**Direction**
Drop the images; return everything else in the listing below exactly.

**Extracted entries**
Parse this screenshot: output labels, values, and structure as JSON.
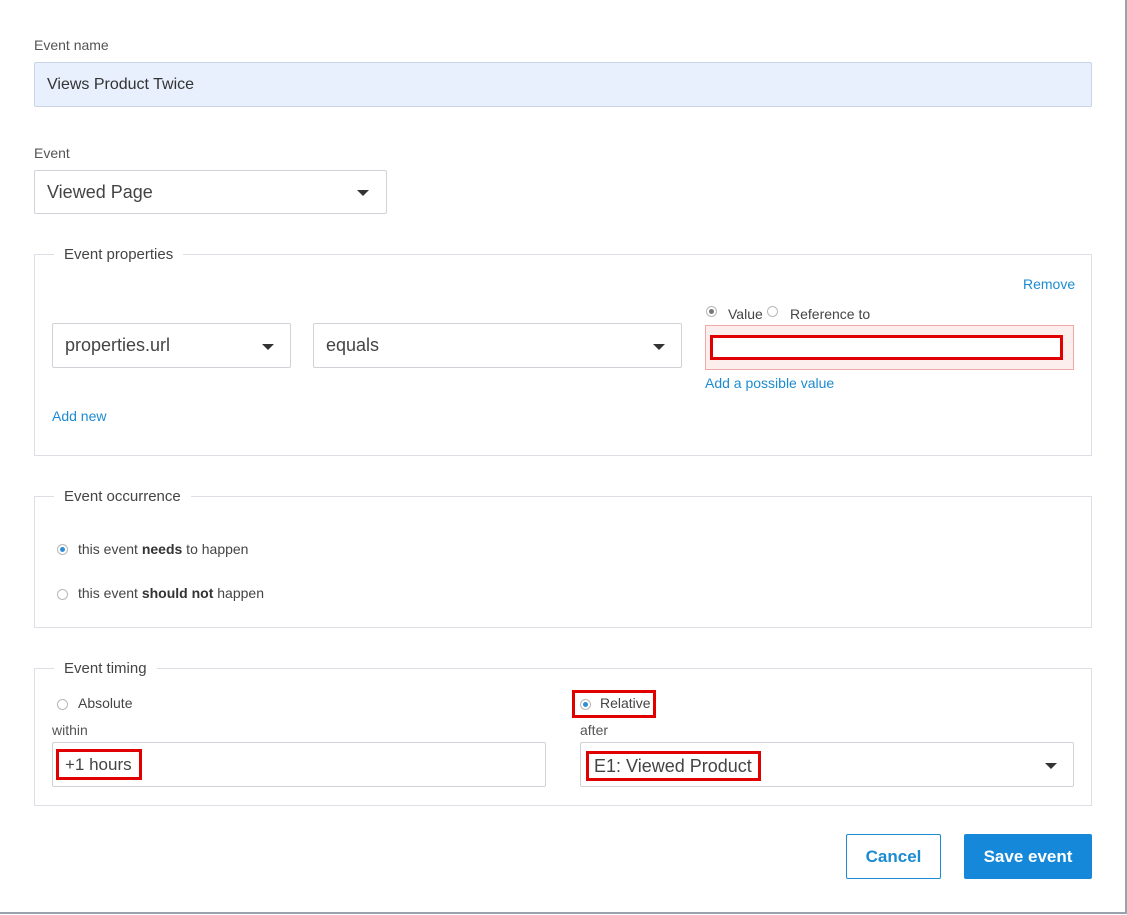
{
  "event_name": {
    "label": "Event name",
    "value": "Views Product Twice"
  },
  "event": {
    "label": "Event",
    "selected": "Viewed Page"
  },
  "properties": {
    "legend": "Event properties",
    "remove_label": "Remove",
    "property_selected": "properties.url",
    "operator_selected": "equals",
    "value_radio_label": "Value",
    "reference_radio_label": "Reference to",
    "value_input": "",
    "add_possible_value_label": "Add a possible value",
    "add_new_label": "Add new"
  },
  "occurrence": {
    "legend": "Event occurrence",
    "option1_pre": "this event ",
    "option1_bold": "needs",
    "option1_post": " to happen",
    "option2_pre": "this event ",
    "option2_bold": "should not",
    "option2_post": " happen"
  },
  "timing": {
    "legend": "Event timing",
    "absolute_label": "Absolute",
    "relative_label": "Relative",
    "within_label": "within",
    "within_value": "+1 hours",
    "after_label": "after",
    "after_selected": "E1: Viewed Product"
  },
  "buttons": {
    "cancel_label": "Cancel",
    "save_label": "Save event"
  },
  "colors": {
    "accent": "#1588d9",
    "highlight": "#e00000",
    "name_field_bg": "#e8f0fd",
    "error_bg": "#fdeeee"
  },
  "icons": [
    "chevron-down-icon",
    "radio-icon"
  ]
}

**Exercise solution**
Parse this screenshot: output labels, values, and structure as JSON.
{
  "event_name": {
    "label": "Event name",
    "value": "Views Product Twice"
  },
  "event": {
    "label": "Event",
    "selected": "Viewed Page"
  },
  "properties": {
    "legend": "Event properties",
    "remove_label": "Remove",
    "property_selected": "properties.url",
    "operator_selected": "equals",
    "value_radio_label": "Value",
    "reference_radio_label": "Reference to",
    "value_input": "",
    "add_possible_value_label": "Add a possible value",
    "add_new_label": "Add new"
  },
  "occurrence": {
    "legend": "Event occurrence",
    "option1_pre": "this event ",
    "option1_bold": "needs",
    "option1_post": " to happen",
    "option2_pre": "this event ",
    "option2_bold": "should not",
    "option2_post": " happen"
  },
  "timing": {
    "legend": "Event timing",
    "absolute_label": "Absolute",
    "relative_label": "Relative",
    "within_label": "within",
    "within_value": "+1 hours",
    "after_label": "after",
    "after_selected": "E1: Viewed Product"
  },
  "buttons": {
    "cancel_label": "Cancel",
    "save_label": "Save event"
  },
  "colors": {
    "accent": "#1588d9",
    "highlight": "#e00000",
    "name_field_bg": "#e8f0fd",
    "error_bg": "#fdeeee"
  },
  "icons": [
    "chevron-down-icon",
    "radio-icon"
  ]
}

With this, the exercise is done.